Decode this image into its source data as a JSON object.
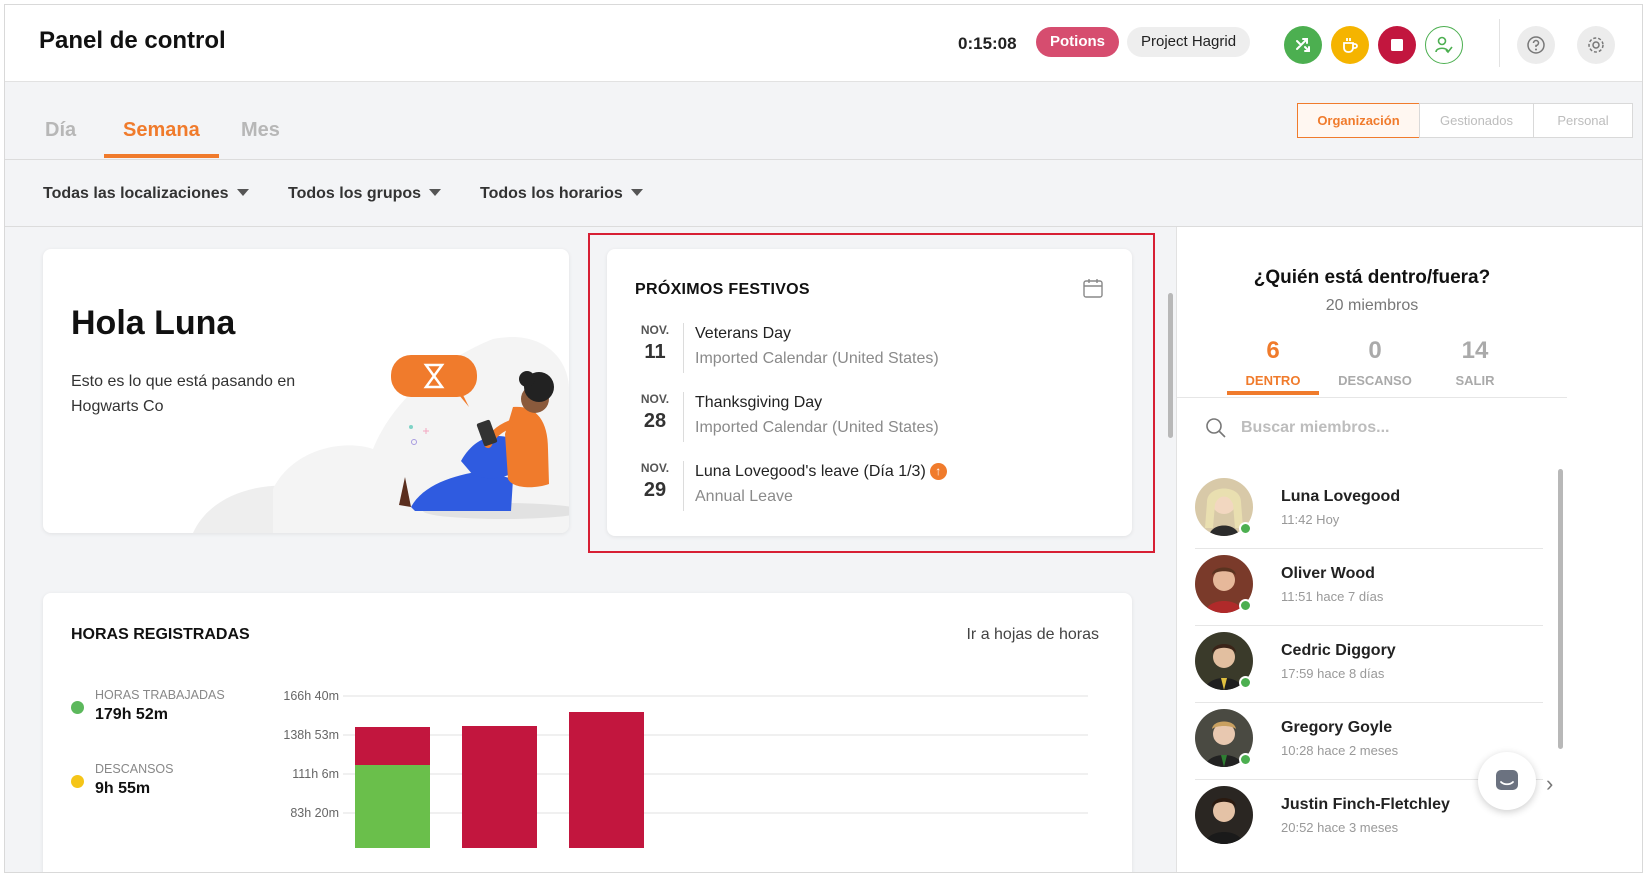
{
  "header": {
    "title": "Panel de control",
    "timer": "0:15:08",
    "activity": "Potions",
    "project": "Project Hagrid"
  },
  "colors": {
    "accent": "#f07b2c",
    "green": "#4caf50",
    "yellow": "#f5b400",
    "red": "#c2163e",
    "potions": "#d64d6f"
  },
  "tabs": {
    "dia": "Día",
    "semana": "Semana",
    "mes": "Mes",
    "active": "Semana"
  },
  "scope": {
    "org": "Organización",
    "gestionados": "Gestionados",
    "personal": "Personal"
  },
  "filters": {
    "locations": "Todas las localizaciones",
    "groups": "Todos los grupos",
    "schedules": "Todos los horarios"
  },
  "hello": {
    "title": "Hola Luna",
    "text": "Esto es lo que está pasando en Hogwarts Co"
  },
  "holidays": {
    "title": "PRÓXIMOS FESTIVOS",
    "items": [
      {
        "month": "NOV.",
        "day": "11",
        "name": "Veterans Day",
        "sub": "Imported Calendar (United States)"
      },
      {
        "month": "NOV.",
        "day": "28",
        "name": "Thanksgiving Day",
        "sub": "Imported Calendar (United States)"
      },
      {
        "month": "NOV.",
        "day": "29",
        "name": "Luna Lovegood's leave (Día 1/3)",
        "sub": "Annual Leave"
      }
    ]
  },
  "hours": {
    "title": "HORAS REGISTRADAS",
    "link": "Ir a hojas de horas",
    "legend": [
      {
        "label": "HORAS TRABAJADAS",
        "value": "179h 52m",
        "color": "#5cb85c"
      },
      {
        "label": "DESCANSOS",
        "value": "9h 55m",
        "color": "#f5c518"
      }
    ]
  },
  "chart_data": {
    "type": "bar",
    "y_ticks": [
      "166h 40m",
      "138h 53m",
      "111h 6m",
      "83h 20m"
    ],
    "series": [
      {
        "values": [
          83,
          0,
          0
        ],
        "color": "#6abf4b"
      },
      {
        "values": [
          38,
          122,
          136
        ],
        "color": "#c2163e"
      }
    ]
  },
  "sidebar": {
    "title": "¿Quién está dentro/fuera?",
    "members": "20 miembros",
    "stats": [
      {
        "value": "6",
        "label": "DENTRO"
      },
      {
        "value": "0",
        "label": "DESCANSO"
      },
      {
        "value": "14",
        "label": "SALIR"
      }
    ],
    "search_placeholder": "Buscar miembros...",
    "people": [
      {
        "name": "Luna Lovegood",
        "time": "11:42 Hoy"
      },
      {
        "name": "Oliver Wood",
        "time": "11:51 hace 7 días"
      },
      {
        "name": "Cedric Diggory",
        "time": "17:59 hace 8 días"
      },
      {
        "name": "Gregory Goyle",
        "time": "10:28 hace 2 meses"
      },
      {
        "name": "Justin Finch-Fletchley",
        "time": "20:52 hace 3 meses"
      }
    ]
  }
}
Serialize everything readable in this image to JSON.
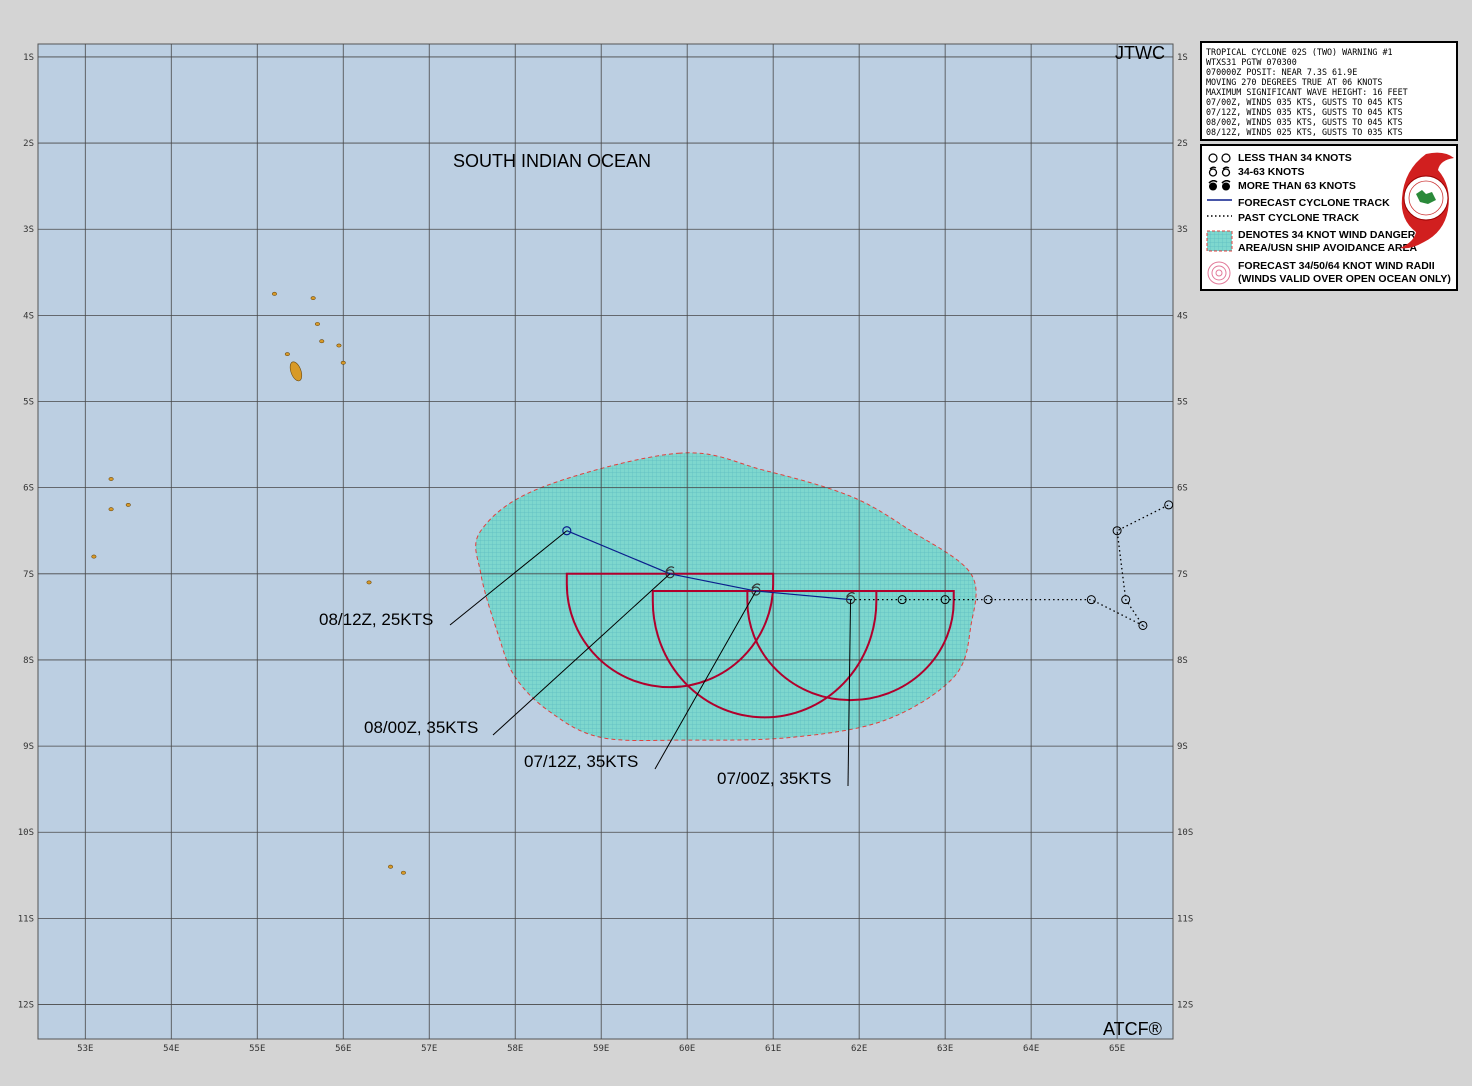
{
  "header": {
    "agency": "JTWC",
    "basin": "SOUTH INDIAN OCEAN",
    "footer": "ATCF®"
  },
  "warning_text": [
    "TROPICAL CYCLONE 02S (TWO) WARNING #1",
    "WTXS31 PGTW 070300",
    "070000Z POSIT: NEAR 7.3S 61.9E",
    "MOVING 270 DEGREES TRUE AT 06 KNOTS",
    "MAXIMUM SIGNIFICANT WAVE HEIGHT: 16 FEET",
    "07/00Z, WINDS 035 KTS, GUSTS TO 045 KTS",
    "07/12Z, WINDS 035 KTS, GUSTS TO 045 KTS",
    "08/00Z, WINDS 035 KTS, GUSTS TO 045 KTS",
    "08/12Z, WINDS 025 KTS, GUSTS TO 035 KTS"
  ],
  "legend": {
    "items": [
      {
        "icon": "hollow-circles-icon",
        "label": "LESS THAN 34 KNOTS"
      },
      {
        "icon": "storm-symbol-icon",
        "label": "34-63 KNOTS"
      },
      {
        "icon": "filled-storm-symbol-icon",
        "label": "MORE THAN 63 KNOTS"
      },
      {
        "icon": "solid-blue-line-icon",
        "label": "FORECAST CYCLONE TRACK"
      },
      {
        "icon": "dotted-line-icon",
        "label": "PAST CYCLONE TRACK"
      },
      {
        "icon": "hatched-area-icon",
        "label": "DENOTES 34 KNOT WIND DANGER"
      },
      {
        "icon": "",
        "label": "AREA/USN SHIP AVOIDANCE AREA"
      },
      {
        "icon": "wind-radii-icon",
        "label": "FORECAST 34/50/64 KNOT WIND RADII"
      },
      {
        "icon": "",
        "label": "(WINDS VALID OVER OPEN OCEAN ONLY)"
      }
    ],
    "logo": "jtwc-seal-icon"
  },
  "axes": {
    "lat_labels": [
      "1S",
      "2S",
      "3S",
      "4S",
      "5S",
      "6S",
      "7S",
      "8S",
      "9S",
      "10S",
      "11S",
      "12S"
    ],
    "lon_labels": [
      "53E",
      "54E",
      "55E",
      "56E",
      "57E",
      "58E",
      "59E",
      "60E",
      "61E",
      "62E",
      "63E",
      "64E",
      "65E"
    ]
  },
  "chart_data": {
    "type": "scatter",
    "map_extent": {
      "lon": [
        52.45,
        65.65
      ],
      "lat": [
        -0.85,
        -12.4
      ]
    },
    "forecast_track": [
      {
        "lon": 61.9,
        "lat": -7.3,
        "label": "07/00Z,  35KTS"
      },
      {
        "lon": 60.8,
        "lat": -7.2,
        "label": "07/12Z,  35KTS"
      },
      {
        "lon": 59.8,
        "lat": -7.0,
        "label": "08/00Z,  35KTS"
      },
      {
        "lon": 58.6,
        "lat": -6.5,
        "label": "08/12Z,  25KTS"
      }
    ],
    "past_track": [
      {
        "lon": 61.9,
        "lat": -7.3
      },
      {
        "lon": 62.5,
        "lat": -7.3
      },
      {
        "lon": 63.0,
        "lat": -7.3
      },
      {
        "lon": 63.5,
        "lat": -7.3
      },
      {
        "lon": 64.7,
        "lat": -7.3
      },
      {
        "lon": 65.3,
        "lat": -7.6
      },
      {
        "lon": 65.1,
        "lat": -7.3
      },
      {
        "lon": 65.0,
        "lat": -6.5
      },
      {
        "lon": 65.6,
        "lat": -6.2
      }
    ],
    "wind_danger_area": [
      [
        59.9,
        -5.6
      ],
      [
        60.9,
        -5.8
      ],
      [
        61.9,
        -6.1
      ],
      [
        62.6,
        -6.5
      ],
      [
        63.3,
        -7.0
      ],
      [
        63.3,
        -7.6
      ],
      [
        63.1,
        -8.2
      ],
      [
        62.3,
        -8.7
      ],
      [
        61.2,
        -8.9
      ],
      [
        60.0,
        -8.93
      ],
      [
        59.0,
        -8.9
      ],
      [
        58.4,
        -8.6
      ],
      [
        58.0,
        -8.2
      ],
      [
        57.8,
        -7.7
      ],
      [
        57.6,
        -7.0
      ],
      [
        57.6,
        -6.5
      ],
      [
        58.3,
        -6.0
      ]
    ],
    "wind_radii": [
      {
        "lon": 61.9,
        "lat": -7.3,
        "east": 1.2,
        "west": 1.2,
        "north": 0.1,
        "south": 1.15
      },
      {
        "lon": 60.8,
        "lat": -7.2,
        "east": 1.4,
        "west": 1.2,
        "north": 0.0,
        "south": 1.35
      },
      {
        "lon": 59.8,
        "lat": -7.0,
        "east": 1.2,
        "west": 1.2,
        "north": 0.0,
        "south": 1.2
      }
    ],
    "islands": [
      [
        55.45,
        -4.65
      ],
      [
        55.35,
        -4.45
      ],
      [
        55.75,
        -4.3
      ],
      [
        55.95,
        -4.35
      ],
      [
        55.7,
        -4.1
      ],
      [
        55.2,
        -3.75
      ],
      [
        55.65,
        -3.8
      ],
      [
        56.0,
        -4.55
      ],
      [
        53.3,
        -5.9
      ],
      [
        53.5,
        -6.2
      ],
      [
        53.3,
        -6.25
      ],
      [
        53.1,
        -6.8
      ],
      [
        56.3,
        -7.1
      ],
      [
        56.55,
        -10.4
      ],
      [
        56.7,
        -10.47
      ]
    ],
    "colors": {
      "ocean": "#bccfe2",
      "grid": "#474747",
      "track": "#0b1e8c",
      "radii": "#b1002c",
      "danger_fill": "#7ed7ce",
      "danger_edge": "#e2403c",
      "land": "#d89a28"
    }
  }
}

§ GOAL
Say how many lines in the entries contain the string "icon", and say nothing else.

§ EXERCISE ANSWER
10